=== Challenge ===
Give the entries again, word for word.

══ Input material ══

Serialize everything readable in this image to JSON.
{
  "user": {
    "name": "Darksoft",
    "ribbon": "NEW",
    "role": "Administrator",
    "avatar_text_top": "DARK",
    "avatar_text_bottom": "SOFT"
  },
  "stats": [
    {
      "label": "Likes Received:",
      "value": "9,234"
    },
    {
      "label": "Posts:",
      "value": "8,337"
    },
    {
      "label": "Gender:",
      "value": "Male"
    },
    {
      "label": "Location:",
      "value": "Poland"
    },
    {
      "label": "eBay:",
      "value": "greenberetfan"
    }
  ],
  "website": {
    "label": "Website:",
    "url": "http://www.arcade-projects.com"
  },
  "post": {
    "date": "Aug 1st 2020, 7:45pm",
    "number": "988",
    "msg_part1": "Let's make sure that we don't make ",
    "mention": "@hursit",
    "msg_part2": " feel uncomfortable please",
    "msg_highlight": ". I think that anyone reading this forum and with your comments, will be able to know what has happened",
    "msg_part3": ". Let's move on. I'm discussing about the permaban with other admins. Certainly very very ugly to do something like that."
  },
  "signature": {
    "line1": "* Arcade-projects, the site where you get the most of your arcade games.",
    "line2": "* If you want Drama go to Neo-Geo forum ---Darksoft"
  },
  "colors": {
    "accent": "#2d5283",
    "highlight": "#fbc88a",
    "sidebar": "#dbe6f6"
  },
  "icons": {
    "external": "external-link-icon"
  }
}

═══

=== Exercise solution ===
Serialize everything readable in this image to JSON.
{
  "user": {
    "name": "Darksoft",
    "ribbon": "NEW",
    "role": "Administrator",
    "avatar_text_top": "DARK",
    "avatar_text_bottom": "SOFT"
  },
  "stats": [
    {
      "label": "Likes Received:",
      "value": "9,234"
    },
    {
      "label": "Posts:",
      "value": "8,337"
    },
    {
      "label": "Gender:",
      "value": "Male"
    },
    {
      "label": "Location:",
      "value": "Poland"
    },
    {
      "label": "eBay:",
      "value": "greenberetfan"
    }
  ],
  "website": {
    "label": "Website:",
    "url": "http://www.arcade-projects.com"
  },
  "post": {
    "date": "Aug 1st 2020, 7:45pm",
    "number": "988",
    "msg_part1": "Let's make sure that we don't make ",
    "mention": "@hursit",
    "msg_part2": " feel uncomfortable please",
    "msg_highlight": ". I think that anyone reading this forum and with your comments, will be able to know what has happened",
    "msg_part3": ". Let's move on. I'm discussing about the permaban with other admins. Certainly very very ugly to do something like that."
  },
  "signature": {
    "line1": "* Arcade-projects, the site where you get the most of your arcade games.",
    "line2": "* If you want Drama go to Neo-Geo forum ---Darksoft"
  },
  "colors": {
    "accent": "#2d5283",
    "highlight": "#fbc88a",
    "sidebar": "#dbe6f6"
  },
  "icons": {
    "external": "external-link-icon"
  }
}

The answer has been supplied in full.